--- BEGIN LISTED RECORDS ---
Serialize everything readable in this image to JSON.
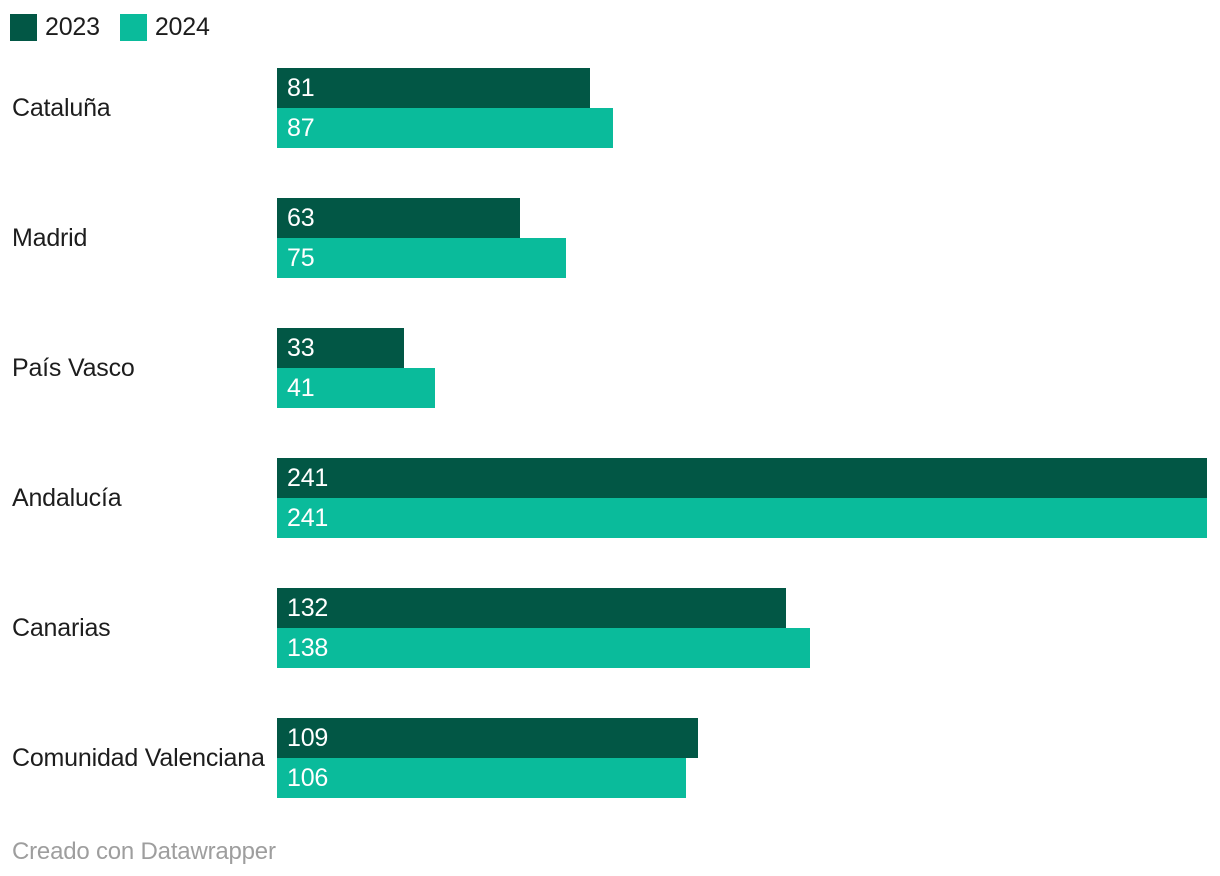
{
  "chart_data": {
    "type": "bar",
    "orientation": "horizontal",
    "categories": [
      "Cataluña",
      "Madrid",
      "País Vasco",
      "Andalucía",
      "Canarias",
      "Comunidad Valenciana"
    ],
    "series": [
      {
        "name": "2023",
        "color": "#025745",
        "values": [
          81,
          63,
          33,
          241,
          132,
          109
        ]
      },
      {
        "name": "2024",
        "color": "#0ABB9B",
        "values": [
          87,
          75,
          41,
          241,
          138,
          106
        ]
      }
    ],
    "xlim": [
      0,
      241
    ],
    "value_labels": "inside-start",
    "legend_position": "top-left",
    "grid": "off",
    "title": "",
    "xlabel": "",
    "ylabel": ""
  },
  "footer": {
    "credit": "Creado con Datawrapper"
  },
  "colors": {
    "background": "#ffffff",
    "label_text": "#1d1d1d",
    "value_text": "#ffffff",
    "credit_text": "#9e9e9e"
  }
}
--- END LISTED RECORDS ---
THE TASK: Transcribe all of the records above character for character. Exclude the pictures.

TASK RESPONSE:
Serialize everything readable in this image to JSON.
{
  "chart_data": {
    "type": "bar",
    "orientation": "horizontal",
    "categories": [
      "Cataluña",
      "Madrid",
      "País Vasco",
      "Andalucía",
      "Canarias",
      "Comunidad Valenciana"
    ],
    "series": [
      {
        "name": "2023",
        "color": "#025745",
        "values": [
          81,
          63,
          33,
          241,
          132,
          109
        ]
      },
      {
        "name": "2024",
        "color": "#0ABB9B",
        "values": [
          87,
          75,
          41,
          241,
          138,
          106
        ]
      }
    ],
    "xlim": [
      0,
      241
    ],
    "value_labels": "inside-start",
    "legend_position": "top-left",
    "grid": "off",
    "title": "",
    "xlabel": "",
    "ylabel": ""
  },
  "footer": {
    "credit": "Creado con Datawrapper"
  },
  "colors": {
    "background": "#ffffff",
    "label_text": "#1d1d1d",
    "value_text": "#ffffff",
    "credit_text": "#9e9e9e"
  }
}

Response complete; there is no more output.